The request:
Repeat each entry as written, dropping any picture you find.

== Records provided

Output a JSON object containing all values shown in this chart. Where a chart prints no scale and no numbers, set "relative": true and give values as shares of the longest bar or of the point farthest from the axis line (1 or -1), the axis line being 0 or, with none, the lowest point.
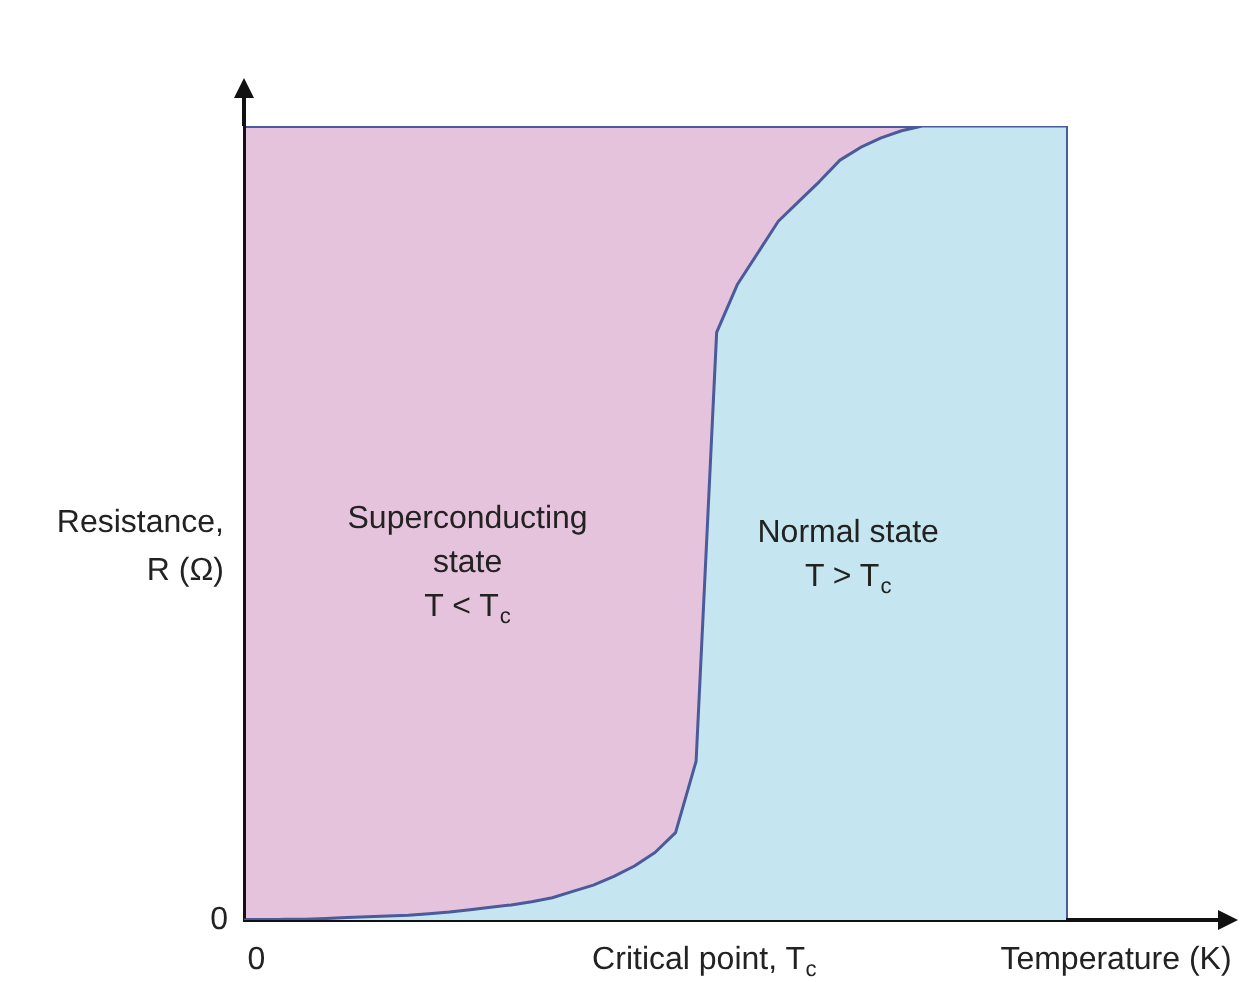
{
  "chart_data": {
    "type": "area",
    "relative": true,
    "xlabel": "Temperature (K)",
    "ylabel": "Resistance,\nR (Ω)",
    "legend": false,
    "marker": "none",
    "categories": [
      null,
      null,
      null,
      null,
      null,
      null,
      null,
      null,
      null,
      null,
      null,
      null,
      null,
      null,
      null,
      null,
      null,
      null,
      null,
      null,
      null,
      null,
      null,
      null,
      null,
      null,
      null,
      null,
      null,
      null,
      null,
      null,
      null,
      null,
      null,
      null,
      null,
      null,
      null,
      null,
      null
    ],
    "series": [
      {
        "color": "#c5e6f0",
        "values": [
          0,
          0,
          0.001,
          0.001,
          0.002,
          0.003,
          0.004,
          0.005,
          0.006,
          0.008,
          0.01,
          0.013,
          0.016,
          0.019,
          0.023,
          0.028,
          0.036,
          0.044,
          0.055,
          0.068,
          0.085,
          0.11,
          0.2,
          0.74,
          0.8,
          0.84,
          0.88,
          0.905,
          0.93,
          0.957,
          0.973,
          0.985,
          0.994,
          1,
          1,
          1,
          1,
          1,
          1,
          1,
          1
        ]
      }
    ],
    "annotations": [
      "Superconducting\nstate\nT < T$_{c}$",
      "Normal state\nT > T$_{c}$",
      "Critical point, T$_{c}$",
      "0",
      "0"
    ]
  }
}
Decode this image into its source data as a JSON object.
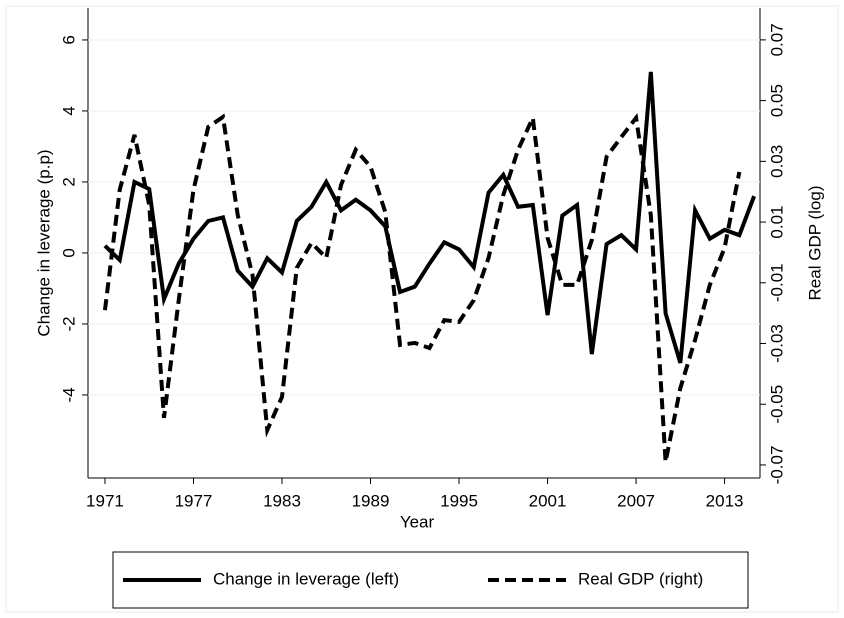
{
  "chart_data": {
    "type": "line",
    "x_label": "Year",
    "y_label": "Change in leverage (p.p)",
    "y2_label": "Real GDP (log)",
    "x": [
      1971,
      1972,
      1973,
      1974,
      1975,
      1976,
      1977,
      1978,
      1979,
      1980,
      1981,
      1982,
      1983,
      1984,
      1985,
      1986,
      1987,
      1988,
      1989,
      1990,
      1991,
      1992,
      1993,
      1994,
      1995,
      1996,
      1997,
      1998,
      1999,
      2000,
      2001,
      2002,
      2003,
      2004,
      2005,
      2006,
      2007,
      2008,
      2009,
      2010,
      2011,
      2012,
      2013,
      2014,
      2015
    ],
    "xlim": [
      1969.85,
      2015.4
    ],
    "xticks": [
      1971,
      1977,
      1983,
      1989,
      1995,
      2001,
      2007,
      2013
    ],
    "ylim": [
      -6.34,
      6.9
    ],
    "yticks": [
      -4,
      -2,
      0,
      2,
      4,
      6
    ],
    "y2lim": [
      -0.0743,
      0.0805
    ],
    "y2ticks": [
      -0.07,
      -0.05,
      -0.03,
      -0.01,
      0.01,
      0.03,
      0.05,
      0.07
    ],
    "series": [
      {
        "name": "Change in leverage (left)",
        "color": "#000000",
        "style": "solid",
        "axis": "y",
        "values": [
          0.2,
          -0.2,
          2.0,
          1.8,
          -1.3,
          -0.3,
          0.4,
          0.9,
          1.0,
          -0.5,
          -0.95,
          -0.15,
          -0.55,
          0.9,
          1.3,
          2.0,
          1.2,
          1.5,
          1.2,
          0.75,
          -1.1,
          -0.95,
          -0.3,
          0.3,
          0.1,
          -0.4,
          1.7,
          2.2,
          1.3,
          1.35,
          -1.75,
          1.05,
          1.35,
          -2.85,
          0.25,
          0.5,
          0.1,
          5.1,
          -1.7,
          -3.1,
          1.2,
          0.4,
          0.65,
          0.5,
          1.6
        ]
      },
      {
        "name": "Real GDP (right)",
        "color": "#000000",
        "style": "dashed",
        "axis": "y2",
        "values": [
          -0.019,
          0.0206,
          0.0387,
          0.0156,
          -0.0545,
          -0.0157,
          0.0206,
          0.0413,
          0.0446,
          0.0123,
          -0.0074,
          -0.0585,
          -0.0476,
          -0.0051,
          0.0031,
          -0.0018,
          0.0222,
          0.0338,
          0.0282,
          0.0133,
          -0.0305,
          -0.0298,
          -0.0315,
          -0.0223,
          -0.0229,
          -0.0157,
          -0.0018,
          0.0189,
          0.0338,
          0.0443,
          0.0048,
          -0.0107,
          -0.0107,
          0.0041,
          0.0315,
          0.038,
          0.0443,
          0.0123,
          -0.069,
          -0.0447,
          -0.0288,
          -0.0107,
          0.0015,
          0.0265,
          null
        ]
      }
    ]
  }
}
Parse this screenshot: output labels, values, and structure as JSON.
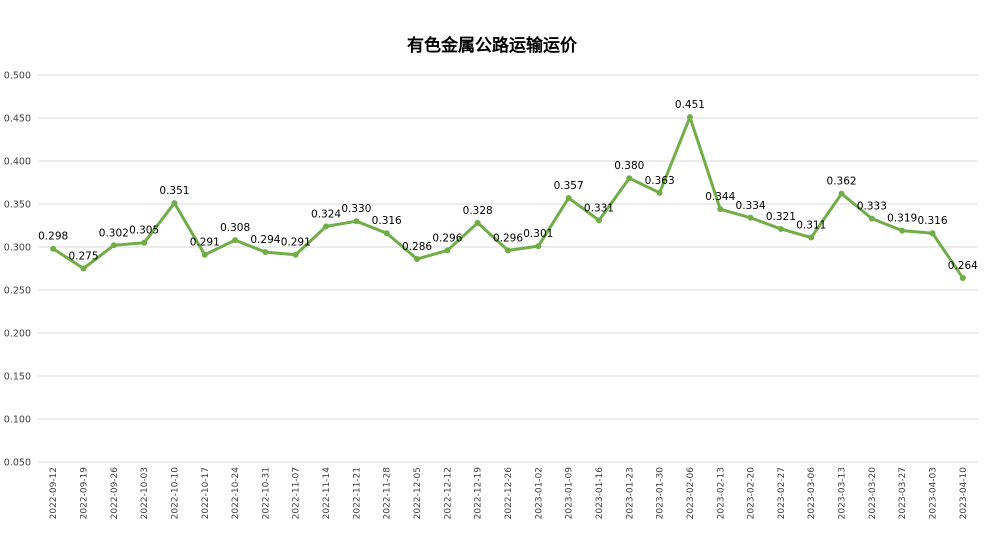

====

Solved exercise:
Output a JSON object containing all values shown in this chart. Where a chart prints no scale and no numbers, set "relative": true and give values as shares of the longest bar or of the point farthest from the axis line (1 or -1), the axis line being 0 or, with none, the lowest point.
{
  "chart_data": {
    "type": "area",
    "relative": true,
    "xlabel": "Temperature (K)",
    "ylabel": "Resistance,\nR (Ω)",
    "legend": false,
    "marker": "none",
    "categories": [
      null,
      null,
      null,
      null,
      null,
      null,
      null,
      null,
      null,
      null,
      null,
      null,
      null,
      null,
      null,
      null,
      null,
      null,
      null,
      null,
      null,
      null,
      null,
      null,
      null,
      null,
      null,
      null,
      null,
      null,
      null,
      null,
      null,
      null,
      null,
      null,
      null,
      null,
      null,
      null,
      null
    ],
    "series": [
      {
        "color": "#c5e6f0",
        "values": [
          0,
          0,
          0.001,
          0.001,
          0.002,
          0.003,
          0.004,
          0.005,
          0.006,
          0.008,
          0.01,
          0.013,
          0.016,
          0.019,
          0.023,
          0.028,
          0.036,
          0.044,
          0.055,
          0.068,
          0.085,
          0.11,
          0.2,
          0.74,
          0.8,
          0.84,
          0.88,
          0.905,
          0.93,
          0.957,
          0.973,
          0.985,
          0.994,
          1,
          1,
          1,
          1,
          1,
          1,
          1,
          1
        ]
      }
    ],
    "annotations": [
      "Superconducting\nstate\nT < T$_{c}$",
      "Normal state\nT > T$_{c}$",
      "Critical point, T$_{c}$",
      "0",
      "0"
    ]
  }
}
Decode this image into its source data as a JSON object.
{
  "chart_data": {
    "type": "line",
    "x_label": "Year",
    "y_label": "Change in leverage (p.p)",
    "y2_label": "Real GDP (log)",
    "x": [
      1971,
      1972,
      1973,
      1974,
      1975,
      1976,
      1977,
      1978,
      1979,
      1980,
      1981,
      1982,
      1983,
      1984,
      1985,
      1986,
      1987,
      1988,
      1989,
      1990,
      1991,
      1992,
      1993,
      1994,
      1995,
      1996,
      1997,
      1998,
      1999,
      2000,
      2001,
      2002,
      2003,
      2004,
      2005,
      2006,
      2007,
      2008,
      2009,
      2010,
      2011,
      2012,
      2013,
      2014,
      2015
    ],
    "xlim": [
      1969.85,
      2015.4
    ],
    "xticks": [
      1971,
      1977,
      1983,
      1989,
      1995,
      2001,
      2007,
      2013
    ],
    "ylim": [
      -6.34,
      6.9
    ],
    "yticks": [
      -4,
      -2,
      0,
      2,
      4,
      6
    ],
    "y2lim": [
      -0.0743,
      0.0805
    ],
    "y2ticks": [
      -0.07,
      -0.05,
      -0.03,
      -0.01,
      0.01,
      0.03,
      0.05,
      0.07
    ],
    "series": [
      {
        "name": "Change in leverage (left)",
        "color": "#000000",
        "style": "solid",
        "axis": "y",
        "values": [
          0.2,
          -0.2,
          2.0,
          1.8,
          -1.3,
          -0.3,
          0.4,
          0.9,
          1.0,
          -0.5,
          -0.95,
          -0.15,
          -0.55,
          0.9,
          1.3,
          2.0,
          1.2,
          1.5,
          1.2,
          0.75,
          -1.1,
          -0.95,
          -0.3,
          0.3,
          0.1,
          -0.4,
          1.7,
          2.2,
          1.3,
          1.35,
          -1.75,
          1.05,
          1.35,
          -2.85,
          0.25,
          0.5,
          0.1,
          5.1,
          -1.7,
          -3.1,
          1.2,
          0.4,
          0.65,
          0.5,
          1.6
        ]
      },
      {
        "name": "Real GDP (right)",
        "color": "#000000",
        "style": "dashed",
        "axis": "y2",
        "values": [
          -0.019,
          0.0206,
          0.0387,
          0.0156,
          -0.0545,
          -0.0157,
          0.0206,
          0.0413,
          0.0446,
          0.0123,
          -0.0074,
          -0.0585,
          -0.0476,
          -0.0051,
          0.0031,
          -0.0018,
          0.0222,
          0.0338,
          0.0282,
          0.0133,
          -0.0305,
          -0.0298,
          -0.0315,
          -0.0223,
          -0.0229,
          -0.0157,
          -0.0018,
          0.0189,
          0.0338,
          0.0443,
          0.0048,
          -0.0107,
          -0.0107,
          0.0041,
          0.0315,
          0.038,
          0.0443,
          0.0123,
          -0.069,
          -0.0447,
          -0.0288,
          -0.0107,
          0.0015,
          0.0265,
          null
        ]
      }
    ]
  }
}
Parse this screenshot: output labels, values, and structure as JSON.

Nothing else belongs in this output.